■ SOURCE EXTRACT ■
Tuesday, August 26, 2008

Things that didn't happen

At the beginning of the summer, we had to fill out some "mutual expectations" sheets and create objectives for the summer.  I understand the value of objections and expectations - the former give directions, and the latter avert problems down the line.  But now that I have just three days left, I'm a little anxious about these things - some of them aren't going to happen.  I don't feel bad about that, because things just went in a different direction, but I'm not clear on how bad the Peace Institute is going to hit me for not fulfilling my goals.

  1. "Intern and mentor will meet every two weeks to discuss progress." - That happened exactly once, and there was no discussion of progress because there were four of us at lunch together for the meeting instead of just the director and me.  I know Joann is way too busy to bend over backwards for my paperwork and such, so I wish we hadn't agreed to that one.
  2. Creative component - I think I was being overly zealous about finding great objectives to put in on the paper.  I planned to set up an art workshop in collaboration with Big Car gallery, where my housemate Ben worked this summer, for the students.  It looked less and less likely as I realized there was a rather specific format for Academy, and while I probably still could have squeezed it in (maybe instead of our "education" day, since the entire discussion basically consists of "get one"), but nobody returned my calls.
  3. More meetings - Joann was going to set up meetings for me with Roger, the guy who started AIM, and with another IUPUI professor who does the statistics tracking for the program.  Those meetings never took place.
  4. A final report - This I can still do.  I said I'd write a report for AIM evaluating their practices and making suggestions.  I'm becoming less and less confident that I have any standing to do that.  I had a pretty specific role for most of the summer, so while people made sure I got a good feel for how the program worked, I was mostly just exposed to the Academy at any real depth.  Also, without the meetings I was supposed to have, I don't have much information on this stuff.

■ GIVEN REQUEST 1 ■
In the blog post about summer goals that didn't happen, where did the writer's housemate Ben work this summer?
■ GIVEN REQUEST 2 ■
Extract the passage of the blog post starting with "Things that didn't" and going on through "fulfilling my goals.".

■ ENTRIES SUPPLIED ■
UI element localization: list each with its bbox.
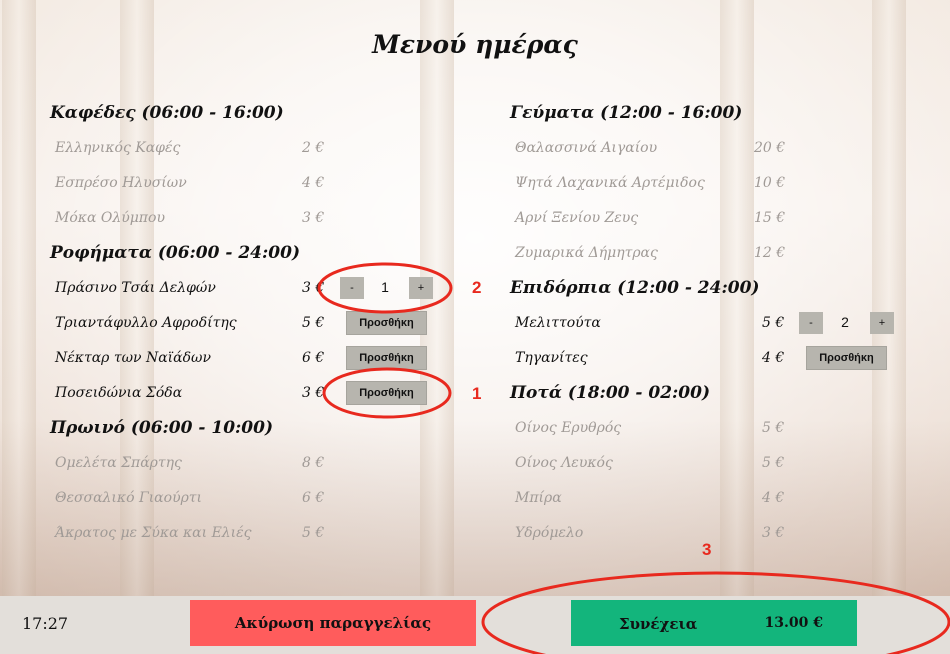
menu-item-name: Μελιττούτα [515, 315, 601, 331]
restaurant-background [0, 0, 950, 596]
menu-item-name: Θαλασσινά Αιγαίου [515, 140, 658, 156]
increase-quantity-button[interactable]: + [409, 277, 433, 299]
menu-item-name: Τριαντάφυλλο Αφροδίτης [55, 315, 237, 331]
menu-item-price: 4 € [302, 175, 325, 191]
menu-item-price: 3 € [762, 525, 785, 541]
menu-item-price: 5 € [302, 525, 325, 541]
menu-item-price: 4 € [762, 490, 785, 506]
add-item-button[interactable]: Προσθήκη [346, 381, 427, 405]
menu-item-name: Ομελέτα Σπάρτης [55, 455, 182, 471]
menu-item-price: 12 € [754, 245, 786, 261]
order-footer: 17:27 Ακύρωση παραγγελίας Συνέχεια 13.00… [0, 596, 950, 654]
menu-item-price: 3 € [302, 385, 325, 401]
order-total: 13.00 € [764, 615, 823, 631]
menu-item-name: Υδρόμελο [515, 525, 584, 541]
increase-quantity-button[interactable]: + [870, 312, 894, 334]
section-title-coffees: Καφέδες (06:00 - 16:00) [50, 103, 284, 123]
menu-item-name: Θεσσαλικό Γιαούρτι [55, 490, 203, 506]
continue-label: Συνέχεια [619, 615, 698, 633]
menu-item-name: Ζυμαρικά Δήμητρας [515, 245, 658, 261]
menu-item-name: Μπίρα [515, 490, 562, 506]
menu-item-price: 5 € [762, 420, 785, 436]
menu-item-name: Αρνί Ξενίου Ζευς [515, 210, 639, 226]
menu-item-price: 6 € [302, 490, 325, 506]
section-title-desserts: Επιδόρπια (12:00 - 24:00) [510, 278, 760, 298]
section-title-meals: Γεύματα (12:00 - 16:00) [510, 103, 743, 123]
section-title-breakfast: Πρωινό (06:00 - 10:00) [50, 418, 273, 438]
menu-item-name: Μόκα Ολύμπου [55, 210, 165, 226]
page-title: Μενού ημέρας [372, 30, 578, 59]
quantity-value: 1 [381, 279, 389, 295]
menu-item-name: Οίνος Ερυθρός [515, 420, 622, 436]
floor-shade [0, 420, 950, 596]
menu-item-name: Ψητά Λαχανικά Αρτέμιδος [515, 175, 705, 191]
menu-item-name: Εσπρέσο Ηλυσίων [55, 175, 187, 191]
add-item-button[interactable]: Προσθήκη [346, 311, 427, 335]
menu-item-price: 5 € [302, 315, 325, 331]
menu-item-price: 3 € [302, 210, 325, 226]
menu-item-price: 3 € [302, 280, 325, 296]
add-item-button[interactable]: Προσθήκη [806, 346, 887, 370]
menu-item-name: Οίνος Λευκός [515, 455, 613, 471]
menu-item-name: Τηγανίτες [515, 350, 588, 366]
menu-item-price: 6 € [302, 350, 325, 366]
menu-item-name: Ελληνικός Καφές [55, 140, 181, 156]
menu-item-price: 15 € [754, 210, 786, 226]
menu-item-name: Άκρατος με Σύκα και Ελιές [55, 525, 252, 541]
add-item-button[interactable]: Προσθήκη [346, 346, 427, 370]
menu-item-price: 20 € [754, 140, 786, 156]
menu-item-price: 5 € [762, 315, 785, 331]
annotation-number-1: 1 [472, 384, 482, 403]
continue-button[interactable]: Συνέχεια 13.00 € [571, 600, 857, 646]
menu-item-price: 8 € [302, 455, 325, 471]
cancel-order-button[interactable]: Ακύρωση παραγγελίας [190, 600, 476, 646]
menu-item-price: 10 € [754, 175, 786, 191]
annotation-number-2: 2 [472, 278, 482, 297]
menu-item-price: 2 € [302, 140, 325, 156]
menu-item-name: Ποσειδώνια Σόδα [55, 385, 183, 401]
section-title-beverages: Ποτά (18:00 - 02:00) [510, 383, 710, 403]
menu-item-price: 4 € [762, 350, 785, 366]
section-title-drinks: Ροφήματα (06:00 - 24:00) [50, 243, 300, 263]
menu-item-name: Πράσινο Τσάι Δελφών [55, 280, 216, 296]
clock-time: 17:27 [22, 614, 69, 633]
menu-item-name: Νέκταρ των Ναϊάδων [55, 350, 211, 366]
quantity-value: 2 [841, 314, 849, 330]
annotation-number-3: 3 [702, 540, 712, 559]
menu-item-price: 5 € [762, 455, 785, 471]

■ EXERCISE RESULT 1 ■
Big Car gallery.

■ EXERCISE RESULT 2 ■
Things that didn't happen

At the beginning of the summer, we had to fill out some "mutual expectations" sheets and create objectives for the summer.  I understand the value of objections and expectations - the former give directions, and the latter avert problems down the line.  But now that I have just three days left, I'm a little anxious about these things - some of them aren't going to happen.  I don't feel bad about that, because things just went in a different direction, but I'm not clear on how bad the Peace Institute is going to hit me for not fulfilling my goals.